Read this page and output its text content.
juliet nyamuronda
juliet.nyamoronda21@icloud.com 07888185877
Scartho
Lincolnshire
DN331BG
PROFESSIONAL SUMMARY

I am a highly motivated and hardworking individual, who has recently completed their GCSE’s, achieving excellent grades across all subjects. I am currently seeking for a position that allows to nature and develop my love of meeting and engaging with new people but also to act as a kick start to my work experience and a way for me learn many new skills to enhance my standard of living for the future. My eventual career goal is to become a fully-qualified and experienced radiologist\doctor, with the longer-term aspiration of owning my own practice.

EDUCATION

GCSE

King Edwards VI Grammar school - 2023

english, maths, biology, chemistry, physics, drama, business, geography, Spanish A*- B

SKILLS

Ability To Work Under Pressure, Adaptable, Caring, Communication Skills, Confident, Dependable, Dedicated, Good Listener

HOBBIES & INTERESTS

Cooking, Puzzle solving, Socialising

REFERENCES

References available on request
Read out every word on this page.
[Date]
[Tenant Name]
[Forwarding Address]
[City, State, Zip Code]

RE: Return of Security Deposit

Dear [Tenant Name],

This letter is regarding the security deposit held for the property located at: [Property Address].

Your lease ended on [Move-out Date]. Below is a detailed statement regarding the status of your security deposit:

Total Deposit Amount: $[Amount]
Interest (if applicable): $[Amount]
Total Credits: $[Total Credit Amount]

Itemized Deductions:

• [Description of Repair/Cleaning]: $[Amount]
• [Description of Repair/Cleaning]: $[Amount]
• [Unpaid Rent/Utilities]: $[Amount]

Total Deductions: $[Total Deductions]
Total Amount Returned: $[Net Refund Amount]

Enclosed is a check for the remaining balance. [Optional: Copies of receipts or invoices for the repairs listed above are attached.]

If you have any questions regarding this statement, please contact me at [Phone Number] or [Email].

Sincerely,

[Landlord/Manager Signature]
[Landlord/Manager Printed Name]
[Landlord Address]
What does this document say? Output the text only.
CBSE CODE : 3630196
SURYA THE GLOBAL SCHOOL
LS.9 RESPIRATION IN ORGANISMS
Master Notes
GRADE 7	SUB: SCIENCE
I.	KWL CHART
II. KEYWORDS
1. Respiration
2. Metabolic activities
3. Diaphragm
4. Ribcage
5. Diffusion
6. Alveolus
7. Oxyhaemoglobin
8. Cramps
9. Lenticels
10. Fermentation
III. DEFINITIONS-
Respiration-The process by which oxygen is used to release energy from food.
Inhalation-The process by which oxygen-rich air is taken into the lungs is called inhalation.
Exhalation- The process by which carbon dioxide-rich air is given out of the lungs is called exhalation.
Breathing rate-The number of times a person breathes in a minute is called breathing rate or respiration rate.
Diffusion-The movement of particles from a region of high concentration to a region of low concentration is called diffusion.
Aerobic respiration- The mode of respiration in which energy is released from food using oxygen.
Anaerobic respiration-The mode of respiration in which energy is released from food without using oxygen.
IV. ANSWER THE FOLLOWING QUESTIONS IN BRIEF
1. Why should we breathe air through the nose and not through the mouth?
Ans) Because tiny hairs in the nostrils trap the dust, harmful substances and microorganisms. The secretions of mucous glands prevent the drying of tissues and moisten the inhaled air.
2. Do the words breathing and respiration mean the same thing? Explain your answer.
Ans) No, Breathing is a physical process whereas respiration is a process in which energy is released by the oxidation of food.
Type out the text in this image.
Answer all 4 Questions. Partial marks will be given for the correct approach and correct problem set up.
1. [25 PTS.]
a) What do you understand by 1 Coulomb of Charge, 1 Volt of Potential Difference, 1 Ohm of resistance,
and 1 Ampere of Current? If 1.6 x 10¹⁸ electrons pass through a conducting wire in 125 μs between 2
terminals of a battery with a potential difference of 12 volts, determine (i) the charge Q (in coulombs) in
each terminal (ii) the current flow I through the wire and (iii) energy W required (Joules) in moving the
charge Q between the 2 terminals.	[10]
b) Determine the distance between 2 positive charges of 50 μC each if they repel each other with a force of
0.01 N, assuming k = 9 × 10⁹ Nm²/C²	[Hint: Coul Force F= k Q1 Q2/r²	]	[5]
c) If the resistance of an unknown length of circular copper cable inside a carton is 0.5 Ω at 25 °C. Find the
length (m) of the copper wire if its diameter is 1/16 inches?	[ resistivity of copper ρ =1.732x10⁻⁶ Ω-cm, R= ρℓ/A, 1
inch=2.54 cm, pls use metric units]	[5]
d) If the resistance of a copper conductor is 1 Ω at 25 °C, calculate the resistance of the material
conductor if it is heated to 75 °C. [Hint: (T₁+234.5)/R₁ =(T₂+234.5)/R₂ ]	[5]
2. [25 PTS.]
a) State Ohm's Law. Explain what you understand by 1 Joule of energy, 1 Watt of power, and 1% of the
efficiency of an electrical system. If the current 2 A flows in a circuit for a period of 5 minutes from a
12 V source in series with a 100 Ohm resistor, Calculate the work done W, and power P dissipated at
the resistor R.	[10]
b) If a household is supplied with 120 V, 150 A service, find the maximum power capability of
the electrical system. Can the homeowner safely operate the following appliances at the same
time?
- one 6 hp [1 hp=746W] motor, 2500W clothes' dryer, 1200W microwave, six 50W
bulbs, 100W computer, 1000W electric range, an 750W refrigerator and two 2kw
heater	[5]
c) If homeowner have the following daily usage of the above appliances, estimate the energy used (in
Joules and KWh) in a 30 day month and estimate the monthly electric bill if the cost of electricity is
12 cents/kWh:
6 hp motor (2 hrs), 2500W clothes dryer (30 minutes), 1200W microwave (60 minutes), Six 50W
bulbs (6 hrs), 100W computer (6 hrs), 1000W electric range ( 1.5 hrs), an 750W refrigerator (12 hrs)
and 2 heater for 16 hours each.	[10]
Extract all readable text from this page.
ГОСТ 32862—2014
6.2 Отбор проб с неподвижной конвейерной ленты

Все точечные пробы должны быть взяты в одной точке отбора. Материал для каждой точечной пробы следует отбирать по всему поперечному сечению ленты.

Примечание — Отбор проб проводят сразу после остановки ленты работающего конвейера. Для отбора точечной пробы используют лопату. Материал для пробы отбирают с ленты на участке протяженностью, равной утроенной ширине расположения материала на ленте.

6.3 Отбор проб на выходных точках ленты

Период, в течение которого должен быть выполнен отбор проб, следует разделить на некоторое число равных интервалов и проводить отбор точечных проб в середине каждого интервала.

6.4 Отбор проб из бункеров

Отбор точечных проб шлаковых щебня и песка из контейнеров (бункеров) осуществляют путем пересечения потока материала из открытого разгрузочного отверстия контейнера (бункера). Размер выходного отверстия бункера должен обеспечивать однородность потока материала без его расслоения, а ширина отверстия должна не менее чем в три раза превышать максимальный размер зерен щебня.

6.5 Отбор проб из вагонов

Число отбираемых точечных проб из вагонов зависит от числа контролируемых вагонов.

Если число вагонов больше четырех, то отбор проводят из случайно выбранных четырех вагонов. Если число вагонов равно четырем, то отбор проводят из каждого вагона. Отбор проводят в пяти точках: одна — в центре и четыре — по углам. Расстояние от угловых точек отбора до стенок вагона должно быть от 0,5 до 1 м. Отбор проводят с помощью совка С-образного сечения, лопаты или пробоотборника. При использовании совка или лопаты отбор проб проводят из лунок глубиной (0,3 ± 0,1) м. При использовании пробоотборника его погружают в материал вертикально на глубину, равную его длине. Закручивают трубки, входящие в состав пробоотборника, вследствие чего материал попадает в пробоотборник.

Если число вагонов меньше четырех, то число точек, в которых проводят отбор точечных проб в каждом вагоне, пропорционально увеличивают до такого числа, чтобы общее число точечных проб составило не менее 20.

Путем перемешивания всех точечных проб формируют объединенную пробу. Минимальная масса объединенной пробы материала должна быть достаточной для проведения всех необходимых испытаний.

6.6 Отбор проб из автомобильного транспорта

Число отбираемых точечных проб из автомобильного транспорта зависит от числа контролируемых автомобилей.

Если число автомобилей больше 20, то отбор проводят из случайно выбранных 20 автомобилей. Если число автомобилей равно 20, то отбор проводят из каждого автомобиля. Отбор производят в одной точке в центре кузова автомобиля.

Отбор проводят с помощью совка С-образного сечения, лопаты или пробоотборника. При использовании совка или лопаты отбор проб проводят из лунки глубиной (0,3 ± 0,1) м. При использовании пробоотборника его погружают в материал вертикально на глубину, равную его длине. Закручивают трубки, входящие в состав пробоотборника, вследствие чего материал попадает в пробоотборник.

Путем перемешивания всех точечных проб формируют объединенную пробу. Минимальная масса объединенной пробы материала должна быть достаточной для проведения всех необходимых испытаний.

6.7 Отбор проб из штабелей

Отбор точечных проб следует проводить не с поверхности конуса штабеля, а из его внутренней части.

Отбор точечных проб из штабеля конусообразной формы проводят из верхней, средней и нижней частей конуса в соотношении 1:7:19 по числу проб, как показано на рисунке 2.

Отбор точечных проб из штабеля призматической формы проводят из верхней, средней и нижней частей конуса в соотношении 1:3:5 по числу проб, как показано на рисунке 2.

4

· · · · ·

### What the task asks
Look above for every line with the word "understand" and copy it.

### Solution to the exercise
a) What do you understand by 1 Coulomb of Charge, 1 Volt of Potential Difference, 1 Ohm of resistance,
a) State Ohm's Law. Explain what you understand by 1 Joule of energy, 1 Watt of power, and 1% of the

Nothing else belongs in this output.